GOAL OF THE EXERCISE
Reproduce, word for word, every line starting at the line that contains "Read this page and output its text content." and ending with the final line of the entries.

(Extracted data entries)
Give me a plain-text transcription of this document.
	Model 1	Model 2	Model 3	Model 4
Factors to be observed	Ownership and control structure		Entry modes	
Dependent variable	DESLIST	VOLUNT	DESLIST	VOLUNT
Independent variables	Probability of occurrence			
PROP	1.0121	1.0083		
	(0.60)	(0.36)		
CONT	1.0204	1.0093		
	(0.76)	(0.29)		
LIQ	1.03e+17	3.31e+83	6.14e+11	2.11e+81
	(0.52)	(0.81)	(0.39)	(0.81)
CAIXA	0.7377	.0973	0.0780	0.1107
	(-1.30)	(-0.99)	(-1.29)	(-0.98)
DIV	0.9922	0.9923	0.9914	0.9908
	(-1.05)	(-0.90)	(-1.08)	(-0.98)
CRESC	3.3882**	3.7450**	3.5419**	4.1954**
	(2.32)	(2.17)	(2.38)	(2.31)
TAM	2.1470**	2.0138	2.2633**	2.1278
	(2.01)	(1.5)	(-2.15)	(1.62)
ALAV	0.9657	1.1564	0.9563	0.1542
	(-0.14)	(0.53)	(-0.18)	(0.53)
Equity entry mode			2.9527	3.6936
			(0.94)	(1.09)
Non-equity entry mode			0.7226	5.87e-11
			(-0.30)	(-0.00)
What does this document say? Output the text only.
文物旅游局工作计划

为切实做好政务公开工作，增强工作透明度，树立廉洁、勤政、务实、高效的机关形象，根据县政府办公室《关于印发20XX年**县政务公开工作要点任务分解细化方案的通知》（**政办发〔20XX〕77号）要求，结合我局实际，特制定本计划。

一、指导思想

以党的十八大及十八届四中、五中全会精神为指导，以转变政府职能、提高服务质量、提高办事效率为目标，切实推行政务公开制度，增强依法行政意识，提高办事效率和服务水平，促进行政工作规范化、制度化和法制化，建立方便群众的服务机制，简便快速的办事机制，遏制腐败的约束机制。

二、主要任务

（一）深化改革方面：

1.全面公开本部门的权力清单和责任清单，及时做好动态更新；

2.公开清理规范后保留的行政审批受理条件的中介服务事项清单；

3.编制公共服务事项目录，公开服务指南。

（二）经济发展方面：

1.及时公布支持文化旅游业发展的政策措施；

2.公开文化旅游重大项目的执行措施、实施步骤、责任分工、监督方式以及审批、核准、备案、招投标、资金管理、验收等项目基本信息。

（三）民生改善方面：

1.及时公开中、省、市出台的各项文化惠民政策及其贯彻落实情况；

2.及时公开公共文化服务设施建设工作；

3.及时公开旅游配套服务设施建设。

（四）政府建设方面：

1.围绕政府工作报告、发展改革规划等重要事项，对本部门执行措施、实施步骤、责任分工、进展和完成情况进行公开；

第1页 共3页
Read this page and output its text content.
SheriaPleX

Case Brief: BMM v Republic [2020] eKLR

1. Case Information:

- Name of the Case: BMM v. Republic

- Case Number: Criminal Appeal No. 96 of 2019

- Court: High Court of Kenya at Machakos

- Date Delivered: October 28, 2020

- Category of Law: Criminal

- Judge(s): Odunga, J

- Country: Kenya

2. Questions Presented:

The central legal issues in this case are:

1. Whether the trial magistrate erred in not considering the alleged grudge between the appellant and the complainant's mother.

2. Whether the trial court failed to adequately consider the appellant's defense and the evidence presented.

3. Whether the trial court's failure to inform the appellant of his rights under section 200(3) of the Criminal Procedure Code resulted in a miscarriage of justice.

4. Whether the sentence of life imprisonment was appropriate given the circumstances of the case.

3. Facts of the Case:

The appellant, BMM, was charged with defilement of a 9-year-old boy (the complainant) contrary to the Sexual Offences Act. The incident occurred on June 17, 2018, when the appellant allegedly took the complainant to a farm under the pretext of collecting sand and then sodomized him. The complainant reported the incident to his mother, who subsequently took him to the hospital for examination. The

FINAL ANSWER
Read this page and output its text content.
SheriaPleX

Case Brief: BMM v Republic [2020] eKLR

1. Case Information:

- Name of the Case: BMM v. Republic

- Case Number: Criminal Appeal No. 96 of 2019

- Court: High Court of Kenya at Machakos

- Date Delivered: October 28, 2020

- Category of Law: Criminal

- Judge(s): Odunga, J

- Country: Kenya

2. Questions Presented:

The central legal issues in this case are:

1. Whether the trial magistrate erred in not considering the alleged grudge between the appellant and the complainant's mother.

2. Whether the trial court failed to adequately consider the appellant's defense and the evidence presented.

3. Whether the trial court's failure to inform the appellant of his rights under section 200(3) of the Criminal Procedure Code resulted in a miscarriage of justice.

4. Whether the sentence of life imprisonment was appropriate given the circumstances of the case.

3. Facts of the Case:

The appellant, BMM, was charged with defilement of a 9-year-old boy (the complainant) contrary to the Sexual Offences Act. The incident occurred on June 17, 2018, when the appellant allegedly took the complainant to a farm under the pretext of collecting sand and then sodomized him. The complainant reported the incident to his mother, who subsequently took him to the hospital for examination. The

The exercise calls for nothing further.